_PROVIDED MATERIAL_
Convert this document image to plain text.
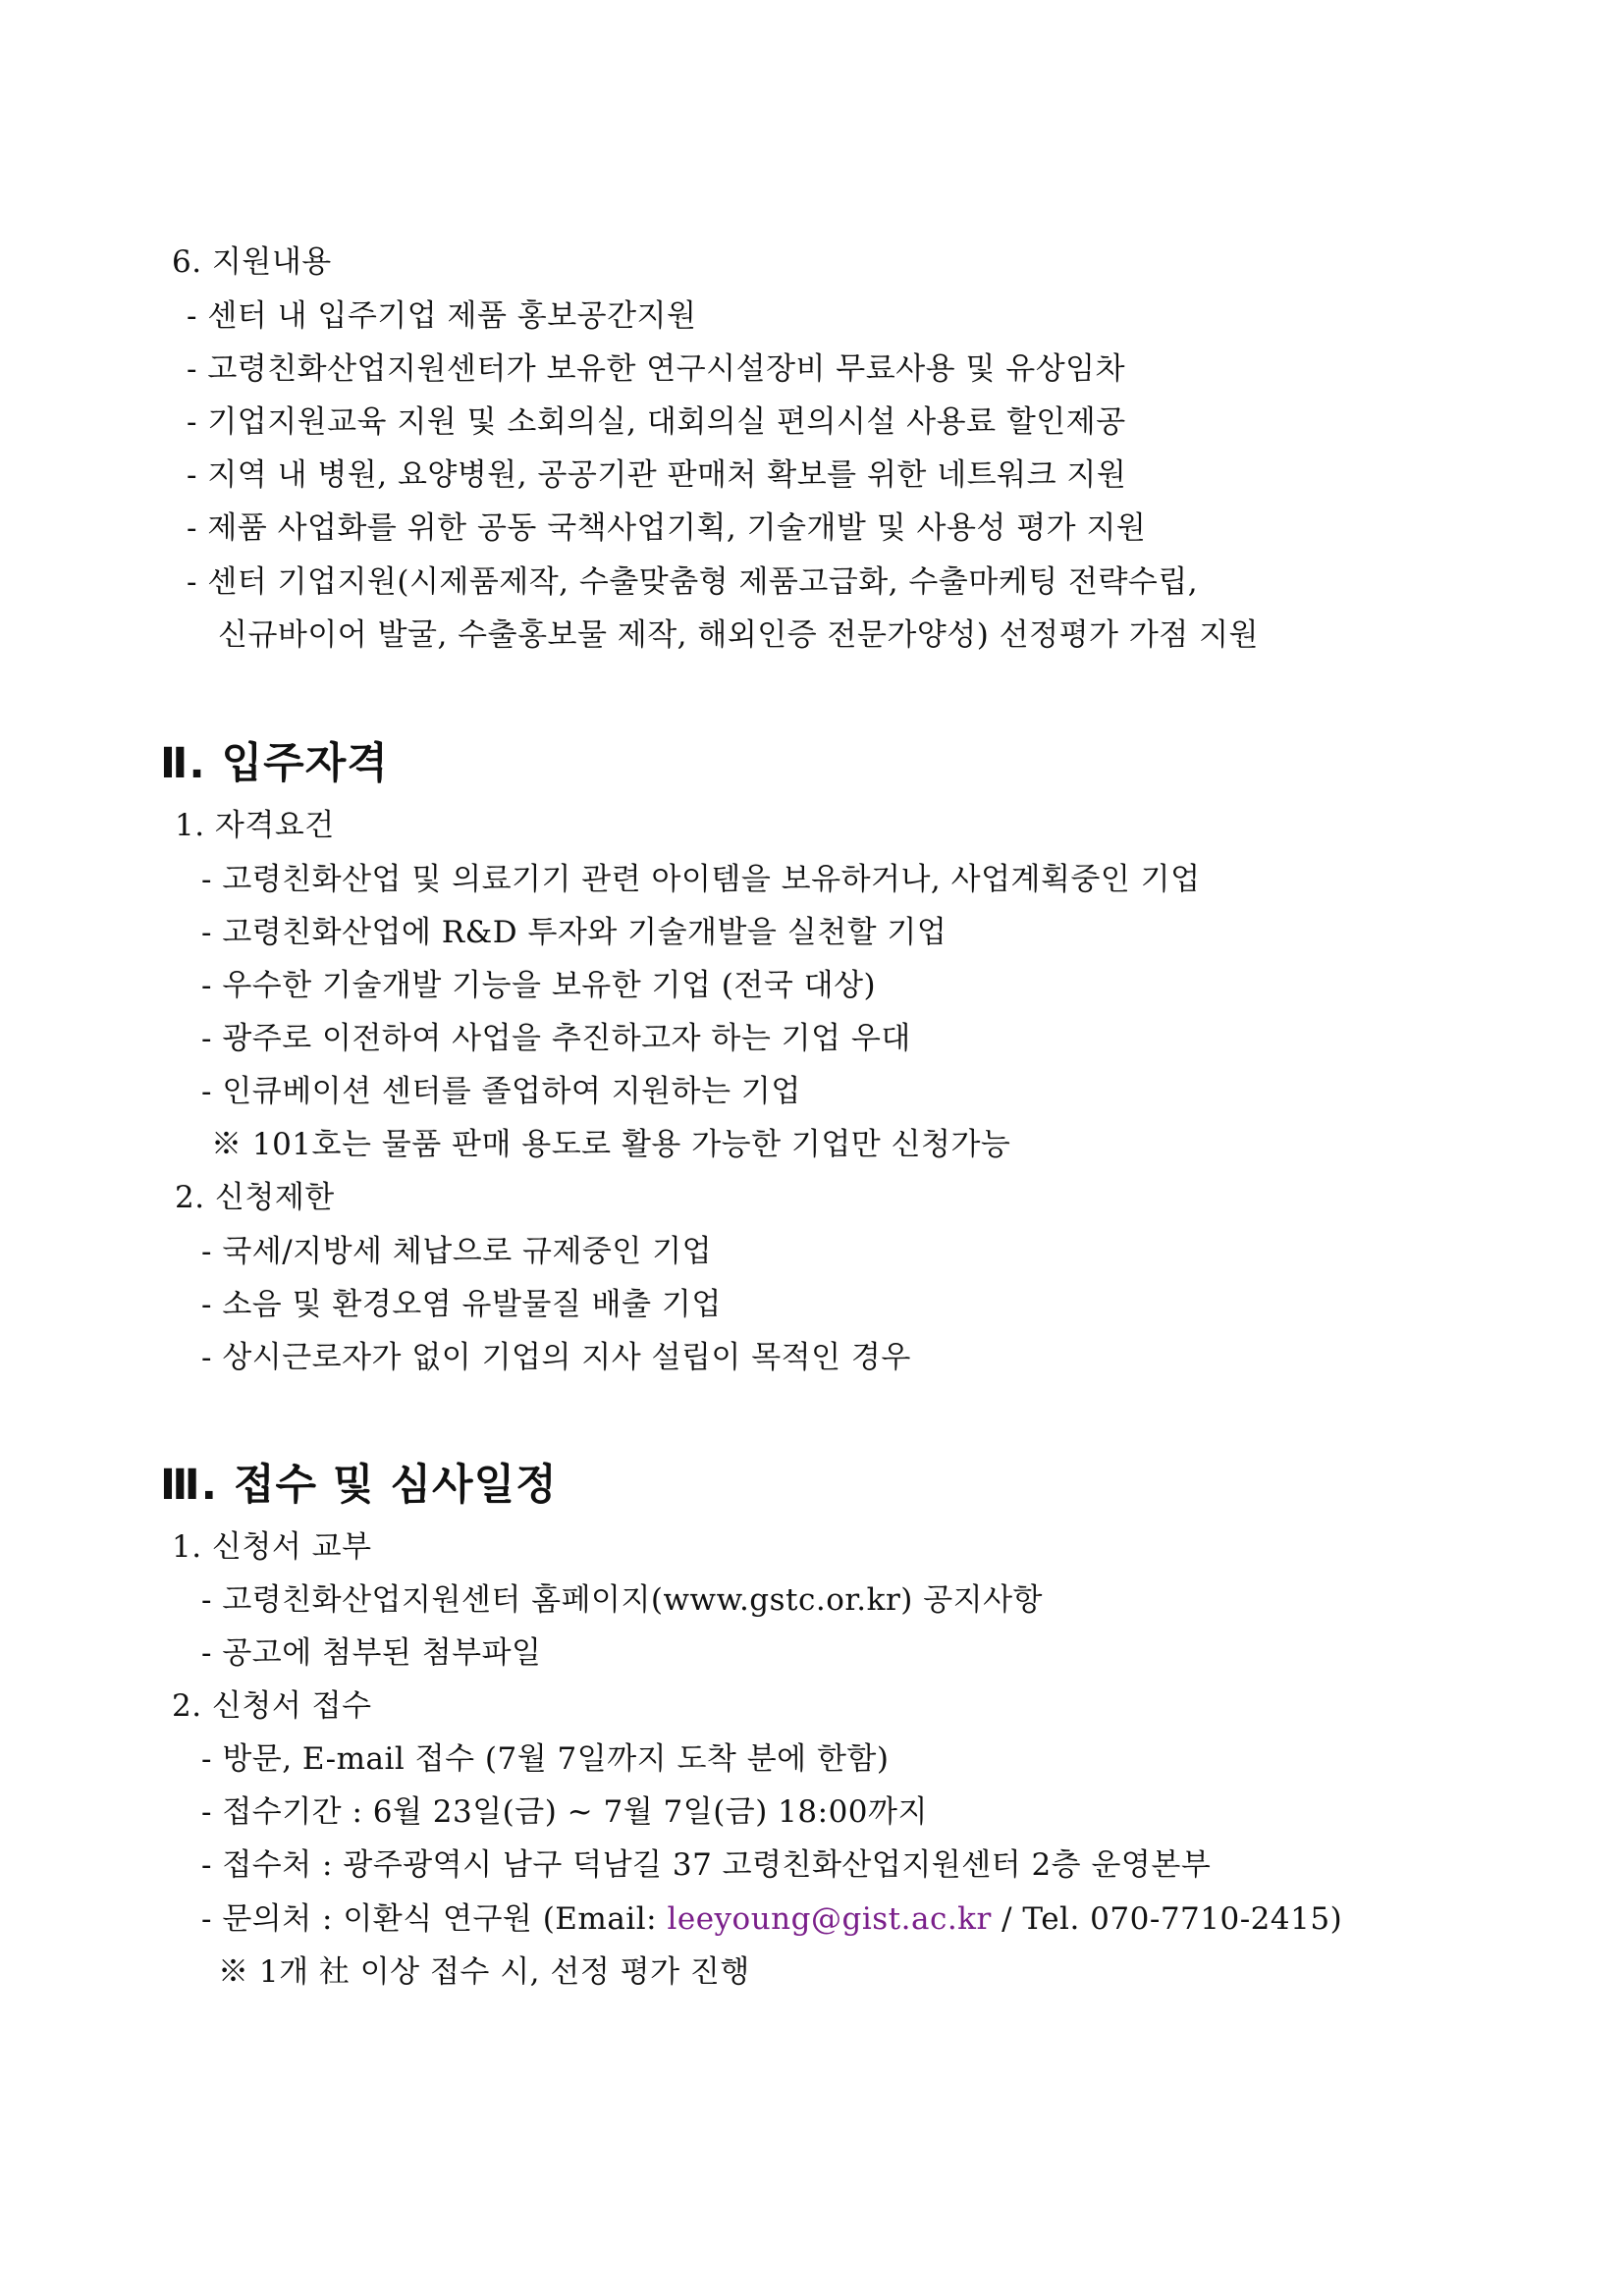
6. 지원내용
- 센터 내 입주기업 제품 홍보공간지원
- 고령친화산업지원센터가 보유한 연구시설장비 무료사용 및 유상임차
- 기업지원교육 지원 및 소회의실, 대회의실 편의시설 사용료 할인제공
- 지역 내 병원, 요양병원, 공공기관 판매처 확보를 위한 네트워크 지원
- 제품 사업화를 위한 공동 국책사업기획, 기술개발 및 사용성 평가 지원
- 센터 기업지원(시제품제작, 수출맞춤형 제품고급화, 수출마케팅 전략수립,
신규바이어 발굴, 수출홍보물 제작, 해외인증 전문가양성) 선정평가 가점 지원
Ⅱ. 입주자격
1. 자격요건
- 고령친화산업 및 의료기기 관련 아이템을 보유하거나, 사업계획중인 기업
- 고령친화산업에 R&D 투자와 기술개발을 실천할 기업
- 우수한 기술개발 기능을 보유한 기업 (전국 대상)
- 광주로 이전하여 사업을 추진하고자 하는 기업 우대
- 인큐베이션 센터를 졸업하여 지원하는 기업
※ 101호는 물품 판매 용도로 활용 가능한 기업만 신청가능
2. 신청제한
- 국세/지방세 체납으로 규제중인 기업
- 소음 및 환경오염 유발물질 배출 기업
- 상시근로자가 없이 기업의 지사 설립이 목적인 경우
Ⅲ. 접수 및 심사일정
1. 신청서 교부
- 고령친화산업지원센터 홈페이지(www.gstc.or.kr) 공지사항
- 공고에 첨부된 첨부파일
2. 신청서 접수
- 방문, E-mail 접수 (7월 7일까지 도착 분에 한함)
- 접수기간 : 6월 23일(금) ~ 7월 7일(금) 18:00까지
- 접수처 : 광주광역시 남구 덕남길 37 고령친화산업지원센터 2층 운영본부
- 문의처 : 이환식 연구원 (Email: leeyoung@gist.ac.kr / Tel. 070-7710-2415)
※ 1개 社 이상 접수 시, 선정 평가 진행
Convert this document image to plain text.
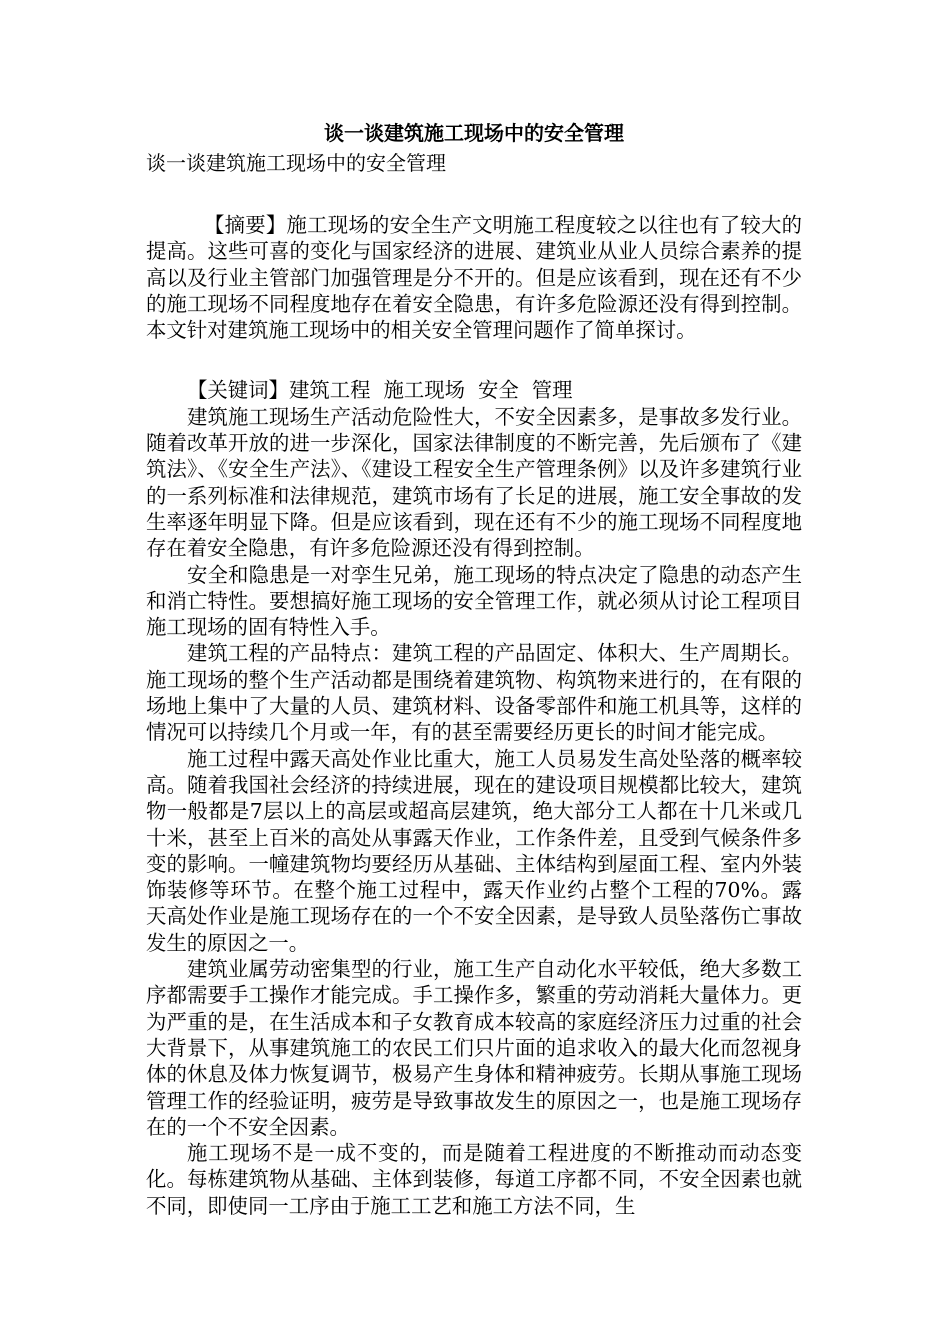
谈一谈建筑施工现场中的安全管理

谈一谈建筑施工现场中的安全管理

【摘要】施工现场的安全生产文明施工程度较之以往也有了较大的提高。这些可喜的变化与国家经济的进展、建筑业从业人员综合素养的提高以及行业主管部门加强管理是分不开的。但是应该看到，现在还有不少的施工现场不同程度地存在着安全隐患，有许多危险源还没有得到控制。本文针对建筑施工现场中的相关安全管理问题作了简单探讨。

【关键词】建筑工程  施工现场  安全  管理

建筑施工现场生产活动危险性大，不安全因素多，是事故多发行业。随着改革开放的进一步深化，国家法律制度的不断完善，先后颁布了《建筑法》、《安全生产法》、《建设工程安全生产管理条例》以及许多建筑行业的一系列标准和法律规范，建筑市场有了长足的进展，施工安全事故的发生率逐年明显下降。但是应该看到，现在还有不少的施工现场不同程度地存在着安全隐患，有许多危险源还没有得到控制。

安全和隐患是一对孪生兄弟，施工现场的特点决定了隐患的动态产生和消亡特性。要想搞好施工现场的安全管理工作，就必须从讨论工程项目施工现场的固有特性入手。

建筑工程的产品特点：建筑工程的产品固定、体积大、生产周期长。施工现场的整个生产活动都是围绕着建筑物、构筑物来进行的，在有限的场地上集中了大量的人员、建筑材料、设备零部件和施工机具等，这样的情况可以持续几个月或一年，有的甚至需要经历更长的时间才能完成。

施工过程中露天高处作业比重大，施工人员易发生高处坠落的概率较高。随着我国社会经济的持续进展，现在的建设项目规模都比较大，建筑物一般都是7层以上的高层或超高层建筑，绝大部分工人都在十几米或几十米，甚至上百米的高处从事露天作业，工作条件差，且受到气候条件多变的影响。一幢建筑物均要经历从基础、主体结构到屋面工程、室内外装饰装修等环节。在整个施工过程中，露天作业约占整个工程的70%。露天高处作业是施工现场存在的一个不安全因素，是导致人员坠落伤亡事故发生的原因之一。

建筑业属劳动密集型的行业，施工生产自动化水平较低，绝大多数工序都需要手工操作才能完成。手工操作多，繁重的劳动消耗大量体力。更为严重的是，在生活成本和子女教育成本较高的家庭经济压力过重的社会大背景下，从事建筑施工的农民工们只片面的追求收入的最大化而忽视身体的休息及体力恢复调节，极易产生身体和精神疲劳。长期从事施工现场管理工作的经验证明，疲劳是导致事故发生的原因之一，也是施工现场存在的一个不安全因素。

施工现场不是一成不变的，而是随着工程进度的不断推动而动态变化。每栋建筑物从基础、主体到装修，每道工序都不同，不安全因素也就不同，即使同一工序由于施工工艺和施工方法不同，生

_PROBLEM REQUIREMENTS_
In the records above, tally the lines where the word "有许多危险源还没有得到控制" appears, and give the number and nothing else.

_WRITTEN SOLUTION_
2